- **What is expected**
Your task is to reproduce the material exactly.

Lines of data
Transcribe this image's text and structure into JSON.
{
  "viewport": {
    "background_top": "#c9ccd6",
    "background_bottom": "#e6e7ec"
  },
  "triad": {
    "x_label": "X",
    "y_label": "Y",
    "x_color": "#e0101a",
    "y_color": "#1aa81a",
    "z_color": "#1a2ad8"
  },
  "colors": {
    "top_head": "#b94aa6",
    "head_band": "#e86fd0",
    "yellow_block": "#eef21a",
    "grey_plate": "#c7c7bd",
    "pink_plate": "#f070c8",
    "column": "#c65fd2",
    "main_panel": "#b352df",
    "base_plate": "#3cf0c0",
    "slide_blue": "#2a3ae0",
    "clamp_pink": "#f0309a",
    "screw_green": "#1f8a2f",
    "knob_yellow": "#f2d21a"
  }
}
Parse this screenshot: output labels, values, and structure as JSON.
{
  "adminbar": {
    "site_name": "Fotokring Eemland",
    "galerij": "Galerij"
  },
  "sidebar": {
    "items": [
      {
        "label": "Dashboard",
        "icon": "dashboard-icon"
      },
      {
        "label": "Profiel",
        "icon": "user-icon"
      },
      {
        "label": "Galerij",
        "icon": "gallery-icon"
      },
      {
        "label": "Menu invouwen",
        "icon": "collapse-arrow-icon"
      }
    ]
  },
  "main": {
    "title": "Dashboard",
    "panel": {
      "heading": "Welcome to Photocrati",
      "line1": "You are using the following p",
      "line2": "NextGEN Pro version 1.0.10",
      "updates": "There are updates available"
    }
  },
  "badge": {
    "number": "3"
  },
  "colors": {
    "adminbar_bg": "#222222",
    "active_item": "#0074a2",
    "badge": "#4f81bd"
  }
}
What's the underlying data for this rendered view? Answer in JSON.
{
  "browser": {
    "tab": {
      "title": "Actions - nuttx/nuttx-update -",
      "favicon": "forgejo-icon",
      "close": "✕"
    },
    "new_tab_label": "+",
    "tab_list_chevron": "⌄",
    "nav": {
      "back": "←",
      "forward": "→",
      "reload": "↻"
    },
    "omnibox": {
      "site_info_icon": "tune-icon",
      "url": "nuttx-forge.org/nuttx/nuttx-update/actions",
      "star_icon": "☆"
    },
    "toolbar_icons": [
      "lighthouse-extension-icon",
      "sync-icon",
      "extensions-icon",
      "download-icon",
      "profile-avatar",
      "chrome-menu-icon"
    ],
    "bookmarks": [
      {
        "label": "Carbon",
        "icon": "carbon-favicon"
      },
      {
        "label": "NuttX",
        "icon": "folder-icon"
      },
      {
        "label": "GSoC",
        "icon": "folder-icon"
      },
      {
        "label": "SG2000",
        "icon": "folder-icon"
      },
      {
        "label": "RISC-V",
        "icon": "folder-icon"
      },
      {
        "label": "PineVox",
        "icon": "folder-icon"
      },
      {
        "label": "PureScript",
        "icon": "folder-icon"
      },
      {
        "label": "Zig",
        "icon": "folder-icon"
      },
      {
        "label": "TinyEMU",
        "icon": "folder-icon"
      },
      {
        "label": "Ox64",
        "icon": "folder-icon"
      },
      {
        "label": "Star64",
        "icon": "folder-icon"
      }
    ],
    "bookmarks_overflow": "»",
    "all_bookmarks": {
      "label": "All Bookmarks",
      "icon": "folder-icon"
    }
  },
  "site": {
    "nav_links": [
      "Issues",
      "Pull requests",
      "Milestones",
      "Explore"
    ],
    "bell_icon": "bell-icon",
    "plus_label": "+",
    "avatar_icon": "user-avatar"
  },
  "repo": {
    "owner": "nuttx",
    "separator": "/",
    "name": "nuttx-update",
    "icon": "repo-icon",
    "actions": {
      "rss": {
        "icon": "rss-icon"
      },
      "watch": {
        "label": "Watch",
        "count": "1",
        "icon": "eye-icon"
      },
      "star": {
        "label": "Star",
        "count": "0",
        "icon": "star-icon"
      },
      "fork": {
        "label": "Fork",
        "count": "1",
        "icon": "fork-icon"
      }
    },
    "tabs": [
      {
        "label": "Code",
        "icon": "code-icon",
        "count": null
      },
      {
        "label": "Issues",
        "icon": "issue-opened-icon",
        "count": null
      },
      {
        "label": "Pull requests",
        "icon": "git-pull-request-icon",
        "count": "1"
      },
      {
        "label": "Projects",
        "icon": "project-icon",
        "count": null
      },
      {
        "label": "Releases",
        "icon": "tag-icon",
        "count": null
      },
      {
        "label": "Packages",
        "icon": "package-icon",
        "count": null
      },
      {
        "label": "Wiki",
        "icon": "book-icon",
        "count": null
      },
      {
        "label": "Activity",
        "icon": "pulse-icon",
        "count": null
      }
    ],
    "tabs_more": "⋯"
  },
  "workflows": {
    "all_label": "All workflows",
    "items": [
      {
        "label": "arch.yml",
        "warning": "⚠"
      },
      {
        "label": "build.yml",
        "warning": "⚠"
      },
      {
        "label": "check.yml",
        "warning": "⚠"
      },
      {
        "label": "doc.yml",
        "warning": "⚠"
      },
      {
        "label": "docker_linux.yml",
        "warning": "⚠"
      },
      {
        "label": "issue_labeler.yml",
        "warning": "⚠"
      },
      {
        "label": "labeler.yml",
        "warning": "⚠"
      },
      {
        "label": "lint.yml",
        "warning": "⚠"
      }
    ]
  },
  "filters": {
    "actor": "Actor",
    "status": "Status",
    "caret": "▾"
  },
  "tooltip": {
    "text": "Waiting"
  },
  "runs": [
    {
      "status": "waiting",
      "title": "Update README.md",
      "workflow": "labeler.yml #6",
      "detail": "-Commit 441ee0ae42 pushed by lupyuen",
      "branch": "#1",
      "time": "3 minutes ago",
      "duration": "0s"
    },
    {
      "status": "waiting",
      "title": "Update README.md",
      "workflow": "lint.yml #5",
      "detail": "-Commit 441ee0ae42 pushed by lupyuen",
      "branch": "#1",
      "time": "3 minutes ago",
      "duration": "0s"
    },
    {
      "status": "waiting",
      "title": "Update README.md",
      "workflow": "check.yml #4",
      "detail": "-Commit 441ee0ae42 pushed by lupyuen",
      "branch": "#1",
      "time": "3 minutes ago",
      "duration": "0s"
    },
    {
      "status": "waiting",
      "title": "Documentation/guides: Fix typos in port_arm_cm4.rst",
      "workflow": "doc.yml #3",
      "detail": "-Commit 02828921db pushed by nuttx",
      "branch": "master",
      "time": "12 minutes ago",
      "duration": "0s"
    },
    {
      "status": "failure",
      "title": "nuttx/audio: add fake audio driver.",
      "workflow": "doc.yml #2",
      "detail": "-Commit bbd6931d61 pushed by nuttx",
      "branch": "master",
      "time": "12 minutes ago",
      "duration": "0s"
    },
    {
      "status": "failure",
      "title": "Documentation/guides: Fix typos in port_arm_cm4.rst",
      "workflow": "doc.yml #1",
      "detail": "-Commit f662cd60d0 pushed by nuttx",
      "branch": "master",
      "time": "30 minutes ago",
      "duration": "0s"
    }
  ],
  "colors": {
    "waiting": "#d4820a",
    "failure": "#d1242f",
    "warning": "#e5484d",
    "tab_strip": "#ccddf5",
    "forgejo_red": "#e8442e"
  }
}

- **Answer to the task**
Transcribe this image's text and structure into JSON.
{
  "viewport": {
    "background_top": "#c9ccd6",
    "background_bottom": "#e6e7ec"
  },
  "triad": {
    "x_label": "X",
    "y_label": "Y",
    "x_color": "#e0101a",
    "y_color": "#1aa81a",
    "z_color": "#1a2ad8"
  },
  "colors": {
    "top_head": "#b94aa6",
    "head_band": "#e86fd0",
    "yellow_block": "#eef21a",
    "grey_plate": "#c7c7bd",
    "pink_plate": "#f070c8",
    "column": "#c65fd2",
    "main_panel": "#b352df",
    "base_plate": "#3cf0c0",
    "slide_blue": "#2a3ae0",
    "clamp_pink": "#f0309a",
    "screw_green": "#1f8a2f",
    "knob_yellow": "#f2d21a"
  }
}
Parse this screenshot: output labels, values, and structure as JSON.
{
  "adminbar": {
    "site_name": "Fotokring Eemland",
    "galerij": "Galerij"
  },
  "sidebar": {
    "items": [
      {
        "label": "Dashboard",
        "icon": "dashboard-icon"
      },
      {
        "label": "Profiel",
        "icon": "user-icon"
      },
      {
        "label": "Galerij",
        "icon": "gallery-icon"
      },
      {
        "label": "Menu invouwen",
        "icon": "collapse-arrow-icon"
      }
    ]
  },
  "main": {
    "title": "Dashboard",
    "panel": {
      "heading": "Welcome to Photocrati",
      "line1": "You are using the following p",
      "line2": "NextGEN Pro version 1.0.10",
      "updates": "There are updates available"
    }
  },
  "badge": {
    "number": "3"
  },
  "colors": {
    "adminbar_bg": "#222222",
    "active_item": "#0074a2",
    "badge": "#4f81bd"
  }
}
What's the underlying data for this rendered view? Answer in JSON.
{
  "browser": {
    "tab": {
      "title": "Actions - nuttx/nuttx-update -",
      "favicon": "forgejo-icon",
      "close": "✕"
    },
    "new_tab_label": "+",
    "tab_list_chevron": "⌄",
    "nav": {
      "back": "←",
      "forward": "→",
      "reload": "↻"
    },
    "omnibox": {
      "site_info_icon": "tune-icon",
      "url": "nuttx-forge.org/nuttx/nuttx-update/actions",
      "star_icon": "☆"
    },
    "toolbar_icons": [
      "lighthouse-extension-icon",
      "sync-icon",
      "extensions-icon",
      "download-icon",
      "profile-avatar",
      "chrome-menu-icon"
    ],
    "bookmarks": [
      {
        "label": "Carbon",
        "icon": "carbon-favicon"
      },
      {
        "label": "NuttX",
        "icon": "folder-icon"
      },
      {
        "label": "GSoC",
        "icon": "folder-icon"
      },
      {
        "label": "SG2000",
        "icon": "folder-icon"
      },
      {
        "label": "RISC-V",
        "icon": "folder-icon"
      },
      {
        "label": "PineVox",
        "icon": "folder-icon"
      },
      {
        "label": "PureScript",
        "icon": "folder-icon"
      },
      {
        "label": "Zig",
        "icon": "folder-icon"
      },
      {
        "label": "TinyEMU",
        "icon": "folder-icon"
      },
      {
        "label": "Ox64",
        "icon": "folder-icon"
      },
      {
        "label": "Star64",
        "icon": "folder-icon"
      }
    ],
    "bookmarks_overflow": "»",
    "all_bookmarks": {
      "label": "All Bookmarks",
      "icon": "folder-icon"
    }
  },
  "site": {
    "nav_links": [
      "Issues",
      "Pull requests",
      "Milestones",
      "Explore"
    ],
    "bell_icon": "bell-icon",
    "plus_label": "+",
    "avatar_icon": "user-avatar"
  },
  "repo": {
    "owner": "nuttx",
    "separator": "/",
    "name": "nuttx-update",
    "icon": "repo-icon",
    "actions": {
      "rss": {
        "icon": "rss-icon"
      },
      "watch": {
        "label": "Watch",
        "count": "1",
        "icon": "eye-icon"
      },
      "star": {
        "label": "Star",
        "count": "0",
        "icon": "star-icon"
      },
      "fork": {
        "label": "Fork",
        "count": "1",
        "icon": "fork-icon"
      }
    },
    "tabs": [
      {
        "label": "Code",
        "icon": "code-icon",
        "count": null
      },
      {
        "label": "Issues",
        "icon": "issue-opened-icon",
        "count": null
      },
      {
        "label": "Pull requests",
        "icon": "git-pull-request-icon",
        "count": "1"
      },
      {
        "label": "Projects",
        "icon": "project-icon",
        "count": null
      },
      {
        "label": "Releases",
        "icon": "tag-icon",
        "count": null
      },
      {
        "label": "Packages",
        "icon": "package-icon",
        "count": null
      },
      {
        "label": "Wiki",
        "icon": "book-icon",
        "count": null
      },
      {
        "label": "Activity",
        "icon": "pulse-icon",
        "count": null
      }
    ],
    "tabs_more": "⋯"
  },
  "workflows": {
    "all_label": "All workflows",
    "items": [
      {
        "label": "arch.yml",
        "warning": "⚠"
      },
      {
        "label": "build.yml",
        "warning": "⚠"
      },
      {
        "label": "check.yml",
        "warning": "⚠"
      },
      {
        "label": "doc.yml",
        "warning": "⚠"
      },
      {
        "label": "docker_linux.yml",
        "warning": "⚠"
      },
      {
        "label": "issue_labeler.yml",
        "warning": "⚠"
      },
      {
        "label": "labeler.yml",
        "warning": "⚠"
      },
      {
        "label": "lint.yml",
        "warning": "⚠"
      }
    ]
  },
  "filters": {
    "actor": "Actor",
    "status": "Status",
    "caret": "▾"
  },
  "tooltip": {
    "text": "Waiting"
  },
  "runs": [
    {
      "status": "waiting",
      "title": "Update README.md",
      "workflow": "labeler.yml #6",
      "detail": "-Commit 441ee0ae42 pushed by lupyuen",
      "branch": "#1",
      "time": "3 minutes ago",
      "duration": "0s"
    },
    {
      "status": "waiting",
      "title": "Update README.md",
      "workflow": "lint.yml #5",
      "detail": "-Commit 441ee0ae42 pushed by lupyuen",
      "branch": "#1",
      "time": "3 minutes ago",
      "duration": "0s"
    },
    {
      "status": "waiting",
      "title": "Update README.md",
      "workflow": "check.yml #4",
      "detail": "-Commit 441ee0ae42 pushed by lupyuen",
      "branch": "#1",
      "time": "3 minutes ago",
      "duration": "0s"
    },
    {
      "status": "waiting",
      "title": "Documentation/guides: Fix typos in port_arm_cm4.rst",
      "workflow": "doc.yml #3",
      "detail": "-Commit 02828921db pushed by nuttx",
      "branch": "master",
      "time": "12 minutes ago",
      "duration": "0s"
    },
    {
      "status": "failure",
      "title": "nuttx/audio: add fake audio driver.",
      "workflow": "doc.yml #2",
      "detail": "-Commit bbd6931d61 pushed by nuttx",
      "branch": "master",
      "time": "12 minutes ago",
      "duration": "0s"
    },
    {
      "status": "failure",
      "title": "Documentation/guides: Fix typos in port_arm_cm4.rst",
      "workflow": "doc.yml #1",
      "detail": "-Commit f662cd60d0 pushed by nuttx",
      "branch": "master",
      "time": "30 minutes ago",
      "duration": "0s"
    }
  ],
  "colors": {
    "waiting": "#d4820a",
    "failure": "#d1242f",
    "warning": "#e5484d",
    "tab_strip": "#ccddf5",
    "forgejo_red": "#e8442e"
  }
}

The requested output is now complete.